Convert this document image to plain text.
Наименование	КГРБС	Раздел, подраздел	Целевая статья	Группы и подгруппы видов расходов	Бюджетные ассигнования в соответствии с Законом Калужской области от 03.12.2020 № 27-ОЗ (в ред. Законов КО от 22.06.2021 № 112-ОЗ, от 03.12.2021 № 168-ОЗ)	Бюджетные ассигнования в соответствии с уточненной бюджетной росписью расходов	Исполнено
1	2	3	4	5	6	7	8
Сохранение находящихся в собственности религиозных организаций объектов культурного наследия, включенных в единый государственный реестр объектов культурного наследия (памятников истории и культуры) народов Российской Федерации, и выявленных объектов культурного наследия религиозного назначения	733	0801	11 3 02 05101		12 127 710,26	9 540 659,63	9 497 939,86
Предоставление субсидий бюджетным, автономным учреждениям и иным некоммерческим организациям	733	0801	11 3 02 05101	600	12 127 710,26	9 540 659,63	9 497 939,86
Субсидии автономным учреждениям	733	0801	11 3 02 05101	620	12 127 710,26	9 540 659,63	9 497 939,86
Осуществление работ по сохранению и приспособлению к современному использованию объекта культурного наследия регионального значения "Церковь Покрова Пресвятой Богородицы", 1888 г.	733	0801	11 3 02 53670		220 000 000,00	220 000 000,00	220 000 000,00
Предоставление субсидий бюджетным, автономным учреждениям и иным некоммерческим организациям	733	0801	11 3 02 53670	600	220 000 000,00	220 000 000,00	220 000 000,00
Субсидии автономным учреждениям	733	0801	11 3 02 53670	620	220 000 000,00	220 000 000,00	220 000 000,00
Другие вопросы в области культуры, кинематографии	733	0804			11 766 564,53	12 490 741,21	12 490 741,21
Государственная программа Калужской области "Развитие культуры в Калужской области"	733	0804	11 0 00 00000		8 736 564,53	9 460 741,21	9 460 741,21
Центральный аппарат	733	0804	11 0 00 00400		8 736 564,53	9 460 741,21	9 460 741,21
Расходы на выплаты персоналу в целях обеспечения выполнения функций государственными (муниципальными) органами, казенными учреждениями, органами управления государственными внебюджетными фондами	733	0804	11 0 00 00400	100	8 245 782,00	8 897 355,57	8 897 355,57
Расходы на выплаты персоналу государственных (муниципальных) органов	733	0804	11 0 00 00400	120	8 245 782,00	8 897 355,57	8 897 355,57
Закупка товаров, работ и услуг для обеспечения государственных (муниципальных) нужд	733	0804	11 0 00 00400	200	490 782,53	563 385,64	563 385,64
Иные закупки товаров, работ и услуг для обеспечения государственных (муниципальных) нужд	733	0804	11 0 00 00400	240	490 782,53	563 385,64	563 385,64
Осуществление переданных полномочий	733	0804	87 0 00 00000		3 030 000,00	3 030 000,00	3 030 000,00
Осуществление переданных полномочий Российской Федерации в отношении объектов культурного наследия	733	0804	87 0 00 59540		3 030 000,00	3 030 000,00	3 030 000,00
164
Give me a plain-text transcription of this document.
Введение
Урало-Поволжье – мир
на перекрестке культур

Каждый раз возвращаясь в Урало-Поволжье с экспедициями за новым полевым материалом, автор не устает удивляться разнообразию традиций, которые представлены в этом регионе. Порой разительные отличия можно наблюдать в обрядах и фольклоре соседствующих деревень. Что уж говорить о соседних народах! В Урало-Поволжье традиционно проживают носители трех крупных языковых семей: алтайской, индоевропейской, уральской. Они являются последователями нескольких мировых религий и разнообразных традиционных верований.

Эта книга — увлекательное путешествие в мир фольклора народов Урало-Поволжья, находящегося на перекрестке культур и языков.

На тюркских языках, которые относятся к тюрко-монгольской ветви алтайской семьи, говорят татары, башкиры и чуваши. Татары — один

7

------------------------------------------------------------------------

Return all of the entries word for word.

Convert this document image to plain text.
Наименование	КГРБС	Раздел, подраздел	Целевая статья	Группы и подгруппы видов расходов	Бюджетные ассигнования в соответствии с Законом Калужской области от 03.12.2020 № 27-ОЗ (в ред. Законов КО от 22.06.2021 № 112-ОЗ, от 03.12.2021 № 168-ОЗ)	Бюджетные ассигнования в соответствии с уточненной бюджетной росписью расходов	Исполнено
1	2	3	4	5	6	7	8
Сохранение находящихся в собственности религиозных организаций объектов культурного наследия, включенных в единый государственный реестр объектов культурного наследия (памятников истории и культуры) народов Российской Федерации, и выявленных объектов культурного наследия религиозного назначения	733	0801	11 3 02 05101		12 127 710,26	9 540 659,63	9 497 939,86
Предоставление субсидий бюджетным, автономным учреждениям и иным некоммерческим организациям	733	0801	11 3 02 05101	600	12 127 710,26	9 540 659,63	9 497 939,86
Субсидии автономным учреждениям	733	0801	11 3 02 05101	620	12 127 710,26	9 540 659,63	9 497 939,86
Осуществление работ по сохранению и приспособлению к современному использованию объекта культурного наследия регионального значения "Церковь Покрова Пресвятой Богородицы", 1888 г.	733	0801	11 3 02 53670		220 000 000,00	220 000 000,00	220 000 000,00
Предоставление субсидий бюджетным, автономным учреждениям и иным некоммерческим организациям	733	0801	11 3 02 53670	600	220 000 000,00	220 000 000,00	220 000 000,00
Субсидии автономным учреждениям	733	0801	11 3 02 53670	620	220 000 000,00	220 000 000,00	220 000 000,00
Другие вопросы в области культуры, кинематографии	733	0804			11 766 564,53	12 490 741,21	12 490 741,21
Государственная программа Калужской области "Развитие культуры в Калужской области"	733	0804	11 0 00 00000		8 736 564,53	9 460 741,21	9 460 741,21
Центральный аппарат	733	0804	11 0 00 00400		8 736 564,53	9 460 741,21	9 460 741,21
Расходы на выплаты персоналу в целях обеспечения выполнения функций государственными (муниципальными) органами, казенными учреждениями, органами управления государственными внебюджетными фондами	733	0804	11 0 00 00400	100	8 245 782,00	8 897 355,57	8 897 355,57
Расходы на выплаты персоналу государственных (муниципальных) органов	733	0804	11 0 00 00400	120	8 245 782,00	8 897 355,57	8 897 355,57
Закупка товаров, работ и услуг для обеспечения государственных (муниципальных) нужд	733	0804	11 0 00 00400	200	490 782,53	563 385,64	563 385,64
Иные закупки товаров, работ и услуг для обеспечения государственных (муниципальных) нужд	733	0804	11 0 00 00400	240	490 782,53	563 385,64	563 385,64
Осуществление переданных полномочий	733	0804	87 0 00 00000		3 030 000,00	3 030 000,00	3 030 000,00
Осуществление переданных полномочий Российской Федерации в отношении объектов культурного наследия	733	0804	87 0 00 59540		3 030 000,00	3 030 000,00	3 030 000,00
164
Give me a plain-text transcription of this document.
Введение
Урало-Поволжье – мир
на перекрестке культур

Каждый раз возвращаясь в Урало-Поволжье с экспедициями за новым полевым материалом, автор не устает удивляться разнообразию традиций, которые представлены в этом регионе. Порой разительные отличия можно наблюдать в обрядах и фольклоре соседствующих деревень. Что уж говорить о соседних народах! В Урало-Поволжье традиционно проживают носители трех крупных языковых семей: алтайской, индоевропейской, уральской. Они являются последователями нескольких мировых религий и разнообразных традиционных верований.

Эта книга — увлекательное путешествие в мир фольклора народов Урало-Поволжья, находящегося на перекрестке культур и языков.

На тюркских языках, которые относятся к тюрко-монгольской ветви алтайской семьи, говорят татары, башкиры и чуваши. Татары — один

7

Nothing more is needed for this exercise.